* [Written request]: Please write out the material again word for word, starting with its first line and going on through the line that contains "rotation-z-field[interactable]: Z 0°", with that line included.

* [Material for this task]:
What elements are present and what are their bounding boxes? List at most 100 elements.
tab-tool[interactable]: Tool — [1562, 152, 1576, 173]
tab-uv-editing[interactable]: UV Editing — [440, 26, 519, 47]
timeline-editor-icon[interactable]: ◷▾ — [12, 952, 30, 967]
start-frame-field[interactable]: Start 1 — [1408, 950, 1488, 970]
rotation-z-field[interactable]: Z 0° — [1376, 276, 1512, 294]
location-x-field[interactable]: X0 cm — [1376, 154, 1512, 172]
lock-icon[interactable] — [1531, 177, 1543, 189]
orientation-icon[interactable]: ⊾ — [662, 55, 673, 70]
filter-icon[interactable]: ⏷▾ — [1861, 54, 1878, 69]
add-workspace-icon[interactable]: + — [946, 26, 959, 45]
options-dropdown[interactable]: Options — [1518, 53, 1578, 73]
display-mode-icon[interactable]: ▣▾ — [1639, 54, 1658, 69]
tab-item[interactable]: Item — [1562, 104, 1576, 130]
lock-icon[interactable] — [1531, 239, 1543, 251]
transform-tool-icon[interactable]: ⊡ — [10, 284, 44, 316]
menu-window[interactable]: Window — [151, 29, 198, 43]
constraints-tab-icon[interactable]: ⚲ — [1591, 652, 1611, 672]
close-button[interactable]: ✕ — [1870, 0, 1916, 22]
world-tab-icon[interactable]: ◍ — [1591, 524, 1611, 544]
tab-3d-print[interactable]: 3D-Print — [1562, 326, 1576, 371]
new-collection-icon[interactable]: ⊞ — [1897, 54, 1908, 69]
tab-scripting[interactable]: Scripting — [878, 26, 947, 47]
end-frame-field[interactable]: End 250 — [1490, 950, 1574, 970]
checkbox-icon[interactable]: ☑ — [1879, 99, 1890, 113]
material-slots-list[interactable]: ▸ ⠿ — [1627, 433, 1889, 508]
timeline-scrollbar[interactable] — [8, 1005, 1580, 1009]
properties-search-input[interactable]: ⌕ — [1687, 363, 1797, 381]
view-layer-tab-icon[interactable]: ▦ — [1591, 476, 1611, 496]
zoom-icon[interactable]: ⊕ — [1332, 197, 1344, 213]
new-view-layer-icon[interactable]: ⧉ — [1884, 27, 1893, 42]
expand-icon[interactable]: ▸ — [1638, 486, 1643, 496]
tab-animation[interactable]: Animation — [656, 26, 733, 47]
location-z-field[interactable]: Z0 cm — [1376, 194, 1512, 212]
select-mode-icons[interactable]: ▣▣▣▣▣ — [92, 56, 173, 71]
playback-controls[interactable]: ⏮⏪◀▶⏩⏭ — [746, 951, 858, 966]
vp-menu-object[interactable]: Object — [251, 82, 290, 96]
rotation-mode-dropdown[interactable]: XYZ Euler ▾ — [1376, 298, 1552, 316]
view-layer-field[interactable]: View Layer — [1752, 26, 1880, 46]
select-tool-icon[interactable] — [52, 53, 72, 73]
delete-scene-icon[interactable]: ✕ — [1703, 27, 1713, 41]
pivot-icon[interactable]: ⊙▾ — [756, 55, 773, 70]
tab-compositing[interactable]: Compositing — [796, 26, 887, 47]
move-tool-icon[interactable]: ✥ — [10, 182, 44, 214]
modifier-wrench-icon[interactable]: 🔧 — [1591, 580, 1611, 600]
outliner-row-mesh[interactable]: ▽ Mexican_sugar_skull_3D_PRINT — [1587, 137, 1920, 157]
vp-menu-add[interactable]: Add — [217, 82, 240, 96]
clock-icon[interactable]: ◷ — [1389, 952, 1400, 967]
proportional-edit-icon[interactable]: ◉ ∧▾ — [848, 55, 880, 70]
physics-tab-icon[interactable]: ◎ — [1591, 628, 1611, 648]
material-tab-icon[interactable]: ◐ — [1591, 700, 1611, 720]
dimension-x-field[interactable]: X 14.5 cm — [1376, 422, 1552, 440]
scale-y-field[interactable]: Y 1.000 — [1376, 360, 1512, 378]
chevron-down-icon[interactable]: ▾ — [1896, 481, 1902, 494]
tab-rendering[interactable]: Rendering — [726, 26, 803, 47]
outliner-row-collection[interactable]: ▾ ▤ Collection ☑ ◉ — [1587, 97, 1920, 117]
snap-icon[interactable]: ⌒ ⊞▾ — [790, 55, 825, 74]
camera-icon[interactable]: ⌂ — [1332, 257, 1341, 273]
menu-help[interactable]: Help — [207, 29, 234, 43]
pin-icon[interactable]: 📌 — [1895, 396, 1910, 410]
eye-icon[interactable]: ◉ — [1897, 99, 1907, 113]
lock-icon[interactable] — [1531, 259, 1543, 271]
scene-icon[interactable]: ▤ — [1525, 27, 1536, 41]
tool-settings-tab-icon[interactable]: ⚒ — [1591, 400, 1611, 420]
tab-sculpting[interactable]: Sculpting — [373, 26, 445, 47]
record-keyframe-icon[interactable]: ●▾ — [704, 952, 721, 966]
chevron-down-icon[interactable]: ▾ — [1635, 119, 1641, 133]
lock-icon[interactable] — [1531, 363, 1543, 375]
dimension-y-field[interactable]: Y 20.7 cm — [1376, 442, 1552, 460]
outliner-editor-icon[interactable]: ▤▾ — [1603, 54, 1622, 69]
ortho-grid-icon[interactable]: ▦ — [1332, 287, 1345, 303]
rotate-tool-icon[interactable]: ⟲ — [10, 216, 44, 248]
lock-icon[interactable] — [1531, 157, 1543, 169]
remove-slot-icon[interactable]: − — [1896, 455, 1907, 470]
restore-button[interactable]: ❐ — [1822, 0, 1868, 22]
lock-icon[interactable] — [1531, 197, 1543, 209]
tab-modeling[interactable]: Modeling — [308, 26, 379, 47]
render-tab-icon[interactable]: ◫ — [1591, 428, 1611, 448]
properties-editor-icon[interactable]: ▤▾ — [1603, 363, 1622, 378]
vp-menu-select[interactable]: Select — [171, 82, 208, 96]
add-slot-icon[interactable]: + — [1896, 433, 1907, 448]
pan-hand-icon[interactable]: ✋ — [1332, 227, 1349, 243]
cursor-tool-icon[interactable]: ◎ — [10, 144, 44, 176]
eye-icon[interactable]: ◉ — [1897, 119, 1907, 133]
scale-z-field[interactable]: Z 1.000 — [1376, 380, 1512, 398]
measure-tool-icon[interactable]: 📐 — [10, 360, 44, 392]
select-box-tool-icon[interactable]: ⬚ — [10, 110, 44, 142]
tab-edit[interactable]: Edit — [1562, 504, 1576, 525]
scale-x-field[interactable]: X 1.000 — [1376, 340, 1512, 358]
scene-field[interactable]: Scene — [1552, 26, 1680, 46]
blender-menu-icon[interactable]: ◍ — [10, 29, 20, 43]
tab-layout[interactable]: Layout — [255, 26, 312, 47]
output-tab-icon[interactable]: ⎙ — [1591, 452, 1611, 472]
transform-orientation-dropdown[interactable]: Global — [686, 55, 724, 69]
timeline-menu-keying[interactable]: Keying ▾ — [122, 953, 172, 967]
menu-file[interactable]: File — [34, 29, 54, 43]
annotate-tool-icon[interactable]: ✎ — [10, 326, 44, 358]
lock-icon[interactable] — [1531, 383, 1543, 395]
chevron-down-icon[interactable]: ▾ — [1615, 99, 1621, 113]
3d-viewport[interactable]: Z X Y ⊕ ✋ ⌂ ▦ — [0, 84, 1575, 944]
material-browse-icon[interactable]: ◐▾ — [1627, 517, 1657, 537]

* [Exercise answer]:
What elements are present and what are their bounding boxes? List at most 100 elements.
tab-tool[interactable]: Tool — [1562, 152, 1576, 173]
tab-uv-editing[interactable]: UV Editing — [440, 26, 519, 47]
timeline-editor-icon[interactable]: ◷▾ — [12, 952, 30, 967]
start-frame-field[interactable]: Start 1 — [1408, 950, 1488, 970]
rotation-z-field[interactable]: Z 0° — [1376, 276, 1512, 294]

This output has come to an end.